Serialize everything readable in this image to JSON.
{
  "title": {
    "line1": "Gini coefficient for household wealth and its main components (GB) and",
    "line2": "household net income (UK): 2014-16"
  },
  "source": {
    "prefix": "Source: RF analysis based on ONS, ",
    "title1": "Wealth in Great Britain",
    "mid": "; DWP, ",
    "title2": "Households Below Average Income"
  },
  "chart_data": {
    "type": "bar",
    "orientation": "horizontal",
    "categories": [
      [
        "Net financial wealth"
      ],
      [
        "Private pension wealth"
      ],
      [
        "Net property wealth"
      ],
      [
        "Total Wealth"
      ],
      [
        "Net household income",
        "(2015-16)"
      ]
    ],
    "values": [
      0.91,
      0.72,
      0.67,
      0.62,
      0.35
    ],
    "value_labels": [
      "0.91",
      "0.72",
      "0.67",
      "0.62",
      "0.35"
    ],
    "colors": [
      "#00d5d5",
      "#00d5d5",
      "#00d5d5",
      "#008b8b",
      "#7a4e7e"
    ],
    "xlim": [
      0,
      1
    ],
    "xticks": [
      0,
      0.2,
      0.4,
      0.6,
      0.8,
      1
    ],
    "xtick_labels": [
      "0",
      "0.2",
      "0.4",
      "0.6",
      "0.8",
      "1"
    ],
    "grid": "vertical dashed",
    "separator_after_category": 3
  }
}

• _WHAT THE EXERCISE ASKS_
Restate the data above word for word, please.

• _TASK RESULT_
Serialize everything readable in this image to JSON.
{
  "title": {
    "line1": "Gini coefficient for household wealth and its main components (GB) and",
    "line2": "household net income (UK): 2014-16"
  },
  "source": {
    "prefix": "Source: RF analysis based on ONS, ",
    "title1": "Wealth in Great Britain",
    "mid": "; DWP, ",
    "title2": "Households Below Average Income"
  },
  "chart_data": {
    "type": "bar",
    "orientation": "horizontal",
    "categories": [
      [
        "Net financial wealth"
      ],
      [
        "Private pension wealth"
      ],
      [
        "Net property wealth"
      ],
      [
        "Total Wealth"
      ],
      [
        "Net household income",
        "(2015-16)"
      ]
    ],
    "values": [
      0.91,
      0.72,
      0.67,
      0.62,
      0.35
    ],
    "value_labels": [
      "0.91",
      "0.72",
      "0.67",
      "0.62",
      "0.35"
    ],
    "colors": [
      "#00d5d5",
      "#00d5d5",
      "#00d5d5",
      "#008b8b",
      "#7a4e7e"
    ],
    "xlim": [
      0,
      1
    ],
    "xticks": [
      0,
      0.2,
      0.4,
      0.6,
      0.8,
      1
    ],
    "xtick_labels": [
      "0",
      "0.2",
      "0.4",
      "0.6",
      "0.8",
      "1"
    ],
    "grid": "vertical dashed",
    "separator_after_category": 3
  }
}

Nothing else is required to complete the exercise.